(PROBLEM REQUIREMENTS) Repeat the whole of the data, keeping every detail the same.

(MATERIAL SHOWN)

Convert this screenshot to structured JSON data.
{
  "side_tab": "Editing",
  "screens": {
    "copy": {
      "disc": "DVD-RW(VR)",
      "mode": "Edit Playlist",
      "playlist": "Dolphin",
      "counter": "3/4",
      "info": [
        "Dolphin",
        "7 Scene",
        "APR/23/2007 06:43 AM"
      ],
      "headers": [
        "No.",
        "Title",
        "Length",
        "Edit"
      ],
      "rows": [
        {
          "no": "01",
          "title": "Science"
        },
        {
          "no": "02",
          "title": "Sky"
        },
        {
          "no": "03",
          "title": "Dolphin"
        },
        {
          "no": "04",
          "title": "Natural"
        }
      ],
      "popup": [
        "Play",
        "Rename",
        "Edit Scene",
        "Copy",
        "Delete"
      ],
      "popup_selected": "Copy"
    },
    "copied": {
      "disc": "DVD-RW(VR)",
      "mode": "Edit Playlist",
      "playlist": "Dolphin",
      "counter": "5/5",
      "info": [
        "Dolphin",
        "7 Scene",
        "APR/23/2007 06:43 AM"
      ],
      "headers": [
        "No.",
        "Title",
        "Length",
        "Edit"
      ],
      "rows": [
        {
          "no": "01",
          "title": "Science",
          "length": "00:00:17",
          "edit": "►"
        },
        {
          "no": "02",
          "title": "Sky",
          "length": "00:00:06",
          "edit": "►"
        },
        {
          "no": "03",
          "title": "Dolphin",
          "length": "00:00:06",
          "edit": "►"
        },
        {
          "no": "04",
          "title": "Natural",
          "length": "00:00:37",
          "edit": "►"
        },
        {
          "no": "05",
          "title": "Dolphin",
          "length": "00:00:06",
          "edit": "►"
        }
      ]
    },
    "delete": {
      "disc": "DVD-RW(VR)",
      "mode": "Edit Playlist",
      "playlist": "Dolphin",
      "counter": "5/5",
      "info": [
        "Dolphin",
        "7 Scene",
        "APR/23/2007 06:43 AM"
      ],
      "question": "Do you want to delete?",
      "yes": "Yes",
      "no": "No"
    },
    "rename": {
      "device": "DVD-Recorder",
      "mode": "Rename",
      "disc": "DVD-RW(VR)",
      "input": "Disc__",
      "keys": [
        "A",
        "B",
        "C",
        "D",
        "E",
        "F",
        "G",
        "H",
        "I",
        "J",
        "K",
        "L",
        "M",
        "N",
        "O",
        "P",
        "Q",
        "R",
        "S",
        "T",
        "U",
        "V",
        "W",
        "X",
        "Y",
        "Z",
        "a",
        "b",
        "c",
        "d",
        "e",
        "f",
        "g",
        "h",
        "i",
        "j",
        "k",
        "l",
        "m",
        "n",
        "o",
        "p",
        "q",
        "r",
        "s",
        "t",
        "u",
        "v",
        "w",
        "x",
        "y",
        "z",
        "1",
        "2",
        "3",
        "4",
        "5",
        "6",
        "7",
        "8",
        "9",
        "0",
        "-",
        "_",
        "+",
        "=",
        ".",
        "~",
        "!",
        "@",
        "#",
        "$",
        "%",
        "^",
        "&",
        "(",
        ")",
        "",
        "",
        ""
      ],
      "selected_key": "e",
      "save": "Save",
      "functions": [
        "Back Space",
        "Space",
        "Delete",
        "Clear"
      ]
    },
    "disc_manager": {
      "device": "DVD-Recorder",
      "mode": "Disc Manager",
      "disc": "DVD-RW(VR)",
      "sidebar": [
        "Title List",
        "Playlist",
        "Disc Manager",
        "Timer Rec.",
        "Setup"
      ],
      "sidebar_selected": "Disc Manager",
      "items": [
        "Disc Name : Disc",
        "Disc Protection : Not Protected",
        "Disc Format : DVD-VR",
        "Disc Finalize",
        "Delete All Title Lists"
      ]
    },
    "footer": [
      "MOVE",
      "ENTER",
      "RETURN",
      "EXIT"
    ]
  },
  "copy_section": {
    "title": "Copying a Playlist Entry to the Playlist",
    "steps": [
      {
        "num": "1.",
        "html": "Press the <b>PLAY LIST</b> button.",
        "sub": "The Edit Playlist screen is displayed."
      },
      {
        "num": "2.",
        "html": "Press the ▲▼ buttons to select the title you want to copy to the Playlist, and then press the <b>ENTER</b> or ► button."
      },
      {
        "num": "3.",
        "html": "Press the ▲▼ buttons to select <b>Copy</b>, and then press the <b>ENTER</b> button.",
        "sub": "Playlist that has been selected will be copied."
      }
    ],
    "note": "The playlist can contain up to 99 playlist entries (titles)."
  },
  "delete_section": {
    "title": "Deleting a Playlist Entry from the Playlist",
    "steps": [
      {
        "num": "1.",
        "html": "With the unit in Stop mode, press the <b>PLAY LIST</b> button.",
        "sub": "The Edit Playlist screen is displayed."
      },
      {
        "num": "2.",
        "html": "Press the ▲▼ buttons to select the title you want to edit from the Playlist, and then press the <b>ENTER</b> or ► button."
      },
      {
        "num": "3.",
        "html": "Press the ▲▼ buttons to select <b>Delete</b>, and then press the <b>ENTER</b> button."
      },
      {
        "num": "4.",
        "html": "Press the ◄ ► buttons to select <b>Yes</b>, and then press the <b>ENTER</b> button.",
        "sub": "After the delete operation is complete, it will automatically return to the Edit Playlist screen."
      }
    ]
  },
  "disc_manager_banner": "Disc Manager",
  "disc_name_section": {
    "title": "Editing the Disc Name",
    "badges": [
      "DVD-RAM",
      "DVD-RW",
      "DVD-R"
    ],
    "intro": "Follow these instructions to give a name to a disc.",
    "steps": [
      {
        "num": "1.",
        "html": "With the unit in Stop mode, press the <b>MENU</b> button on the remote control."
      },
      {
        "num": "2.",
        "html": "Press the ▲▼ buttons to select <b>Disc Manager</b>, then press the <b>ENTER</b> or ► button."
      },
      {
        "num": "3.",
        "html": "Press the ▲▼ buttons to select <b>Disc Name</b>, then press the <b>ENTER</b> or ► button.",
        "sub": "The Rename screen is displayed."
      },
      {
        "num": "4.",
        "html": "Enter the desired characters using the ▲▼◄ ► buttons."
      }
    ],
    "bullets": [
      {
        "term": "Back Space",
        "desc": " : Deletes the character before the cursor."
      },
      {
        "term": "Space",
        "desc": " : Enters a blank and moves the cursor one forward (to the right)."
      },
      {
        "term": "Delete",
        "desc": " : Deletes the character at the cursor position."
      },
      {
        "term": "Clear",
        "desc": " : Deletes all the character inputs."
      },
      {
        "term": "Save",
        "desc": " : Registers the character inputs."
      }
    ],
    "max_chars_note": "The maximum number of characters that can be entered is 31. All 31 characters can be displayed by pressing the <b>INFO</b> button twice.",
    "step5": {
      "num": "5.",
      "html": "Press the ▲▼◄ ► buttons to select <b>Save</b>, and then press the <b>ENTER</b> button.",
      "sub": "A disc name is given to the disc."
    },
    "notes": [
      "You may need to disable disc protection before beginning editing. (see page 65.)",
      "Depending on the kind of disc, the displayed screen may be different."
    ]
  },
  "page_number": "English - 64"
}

(ANSWER TO THE TASK)
Convert this screenshot to structured JSON data.
{
  "side_tab": "Editing",
  "screens": {
    "copy": {
      "disc": "DVD-RW(VR)",
      "mode": "Edit Playlist",
      "playlist": "Dolphin",
      "counter": "3/4",
      "info": [
        "Dolphin",
        "7 Scene",
        "APR/23/2007 06:43 AM"
      ],
      "headers": [
        "No.",
        "Title",
        "Length",
        "Edit"
      ],
      "rows": [
        {
          "no": "01",
          "title": "Science"
        },
        {
          "no": "02",
          "title": "Sky"
        },
        {
          "no": "03",
          "title": "Dolphin"
        },
        {
          "no": "04",
          "title": "Natural"
        }
      ],
      "popup": [
        "Play",
        "Rename",
        "Edit Scene",
        "Copy",
        "Delete"
      ],
      "popup_selected": "Copy"
    },
    "copied": {
      "disc": "DVD-RW(VR)",
      "mode": "Edit Playlist",
      "playlist": "Dolphin",
      "counter": "5/5",
      "info": [
        "Dolphin",
        "7 Scene",
        "APR/23/2007 06:43 AM"
      ],
      "headers": [
        "No.",
        "Title",
        "Length",
        "Edit"
      ],
      "rows": [
        {
          "no": "01",
          "title": "Science",
          "length": "00:00:17",
          "edit": "►"
        },
        {
          "no": "02",
          "title": "Sky",
          "length": "00:00:06",
          "edit": "►"
        },
        {
          "no": "03",
          "title": "Dolphin",
          "length": "00:00:06",
          "edit": "►"
        },
        {
          "no": "04",
          "title": "Natural",
          "length": "00:00:37",
          "edit": "►"
        },
        {
          "no": "05",
          "title": "Dolphin",
          "length": "00:00:06",
          "edit": "►"
        }
      ]
    },
    "delete": {
      "disc": "DVD-RW(VR)",
      "mode": "Edit Playlist",
      "playlist": "Dolphin",
      "counter": "5/5",
      "info": [
        "Dolphin",
        "7 Scene",
        "APR/23/2007 06:43 AM"
      ],
      "question": "Do you want to delete?",
      "yes": "Yes",
      "no": "No"
    },
    "rename": {
      "device": "DVD-Recorder",
      "mode": "Rename",
      "disc": "DVD-RW(VR)",
      "input": "Disc__",
      "keys": [
        "A",
        "B",
        "C",
        "D",
        "E",
        "F",
        "G",
        "H",
        "I",
        "J",
        "K",
        "L",
        "M",
        "N",
        "O",
        "P",
        "Q",
        "R",
        "S",
        "T",
        "U",
        "V",
        "W",
        "X",
        "Y",
        "Z",
        "a",
        "b",
        "c",
        "d",
        "e",
        "f",
        "g",
        "h",
        "i",
        "j",
        "k",
        "l",
        "m",
        "n",
        "o",
        "p",
        "q",
        "r",
        "s",
        "t",
        "u",
        "v",
        "w",
        "x",
        "y",
        "z",
        "1",
        "2",
        "3",
        "4",
        "5",
        "6",
        "7",
        "8",
        "9",
        "0",
        "-",
        "_",
        "+",
        "=",
        ".",
        "~",
        "!",
        "@",
        "#",
        "$",
        "%",
        "^",
        "&",
        "(",
        ")",
        "",
        "",
        ""
      ],
      "selected_key": "e",
      "save": "Save",
      "functions": [
        "Back Space",
        "Space",
        "Delete",
        "Clear"
      ]
    },
    "disc_manager": {
      "device": "DVD-Recorder",
      "mode": "Disc Manager",
      "disc": "DVD-RW(VR)",
      "sidebar": [
        "Title List",
        "Playlist",
        "Disc Manager",
        "Timer Rec.",
        "Setup"
      ],
      "sidebar_selected": "Disc Manager",
      "items": [
        "Disc Name : Disc",
        "Disc Protection : Not Protected",
        "Disc Format : DVD-VR",
        "Disc Finalize",
        "Delete All Title Lists"
      ]
    },
    "footer": [
      "MOVE",
      "ENTER",
      "RETURN",
      "EXIT"
    ]
  },
  "copy_section": {
    "title": "Copying a Playlist Entry to the Playlist",
    "steps": [
      {
        "num": "1.",
        "html": "Press the <b>PLAY LIST</b> button.",
        "sub": "The Edit Playlist screen is displayed."
      },
      {
        "num": "2.",
        "html": "Press the ▲▼ buttons to select the title you want to copy to the Playlist, and then press the <b>ENTER</b> or ► button."
      },
      {
        "num": "3.",
        "html": "Press the ▲▼ buttons to select <b>Copy</b>, and then press the <b>ENTER</b> button.",
        "sub": "Playlist that has been selected will be copied."
      }
    ],
    "note": "The playlist can contain up to 99 playlist entries (titles)."
  },
  "delete_section": {
    "title": "Deleting a Playlist Entry from the Playlist",
    "steps": [
      {
        "num": "1.",
        "html": "With the unit in Stop mode, press the <b>PLAY LIST</b> button.",
        "sub": "The Edit Playlist screen is displayed."
      },
      {
        "num": "2.",
        "html": "Press the ▲▼ buttons to select the title you want to edit from the Playlist, and then press the <b>ENTER</b> or ► button."
      },
      {
        "num": "3.",
        "html": "Press the ▲▼ buttons to select <b>Delete</b>, and then press the <b>ENTER</b> button."
      },
      {
        "num": "4.",
        "html": "Press the ◄ ► buttons to select <b>Yes</b>, and then press the <b>ENTER</b> button.",
        "sub": "After the delete operation is complete, it will automatically return to the Edit Playlist screen."
      }
    ]
  },
  "disc_manager_banner": "Disc Manager",
  "disc_name_section": {
    "title": "Editing the Disc Name",
    "badges": [
      "DVD-RAM",
      "DVD-RW",
      "DVD-R"
    ],
    "intro": "Follow these instructions to give a name to a disc.",
    "steps": [
      {
        "num": "1.",
        "html": "With the unit in Stop mode, press the <b>MENU</b> button on the remote control."
      },
      {
        "num": "2.",
        "html": "Press the ▲▼ buttons to select <b>Disc Manager</b>, then press the <b>ENTER</b> or ► button."
      },
      {
        "num": "3.",
        "html": "Press the ▲▼ buttons to select <b>Disc Name</b>, then press the <b>ENTER</b> or ► button.",
        "sub": "The Rename screen is displayed."
      },
      {
        "num": "4.",
        "html": "Enter the desired characters using the ▲▼◄ ► buttons."
      }
    ],
    "bullets": [
      {
        "term": "Back Space",
        "desc": " : Deletes the character before the cursor."
      },
      {
        "term": "Space",
        "desc": " : Enters a blank and moves the cursor one forward (to the right)."
      },
      {
        "term": "Delete",
        "desc": " : Deletes the character at the cursor position."
      },
      {
        "term": "Clear",
        "desc": " : Deletes all the character inputs."
      },
      {
        "term": "Save",
        "desc": " : Registers the character inputs."
      }
    ],
    "max_chars_note": "The maximum number of characters that can be entered is 31. All 31 characters can be displayed by pressing the <b>INFO</b> button twice.",
    "step5": {
      "num": "5.",
      "html": "Press the ▲▼◄ ► buttons to select <b>Save</b>, and then press the <b>ENTER</b> button.",
      "sub": "A disc name is given to the disc."
    },
    "notes": [
      "You may need to disable disc protection before beginning editing. (see page 65.)",
      "Depending on the kind of disc, the displayed screen may be different."
    ]
  },
  "page_number": "English - 64"
}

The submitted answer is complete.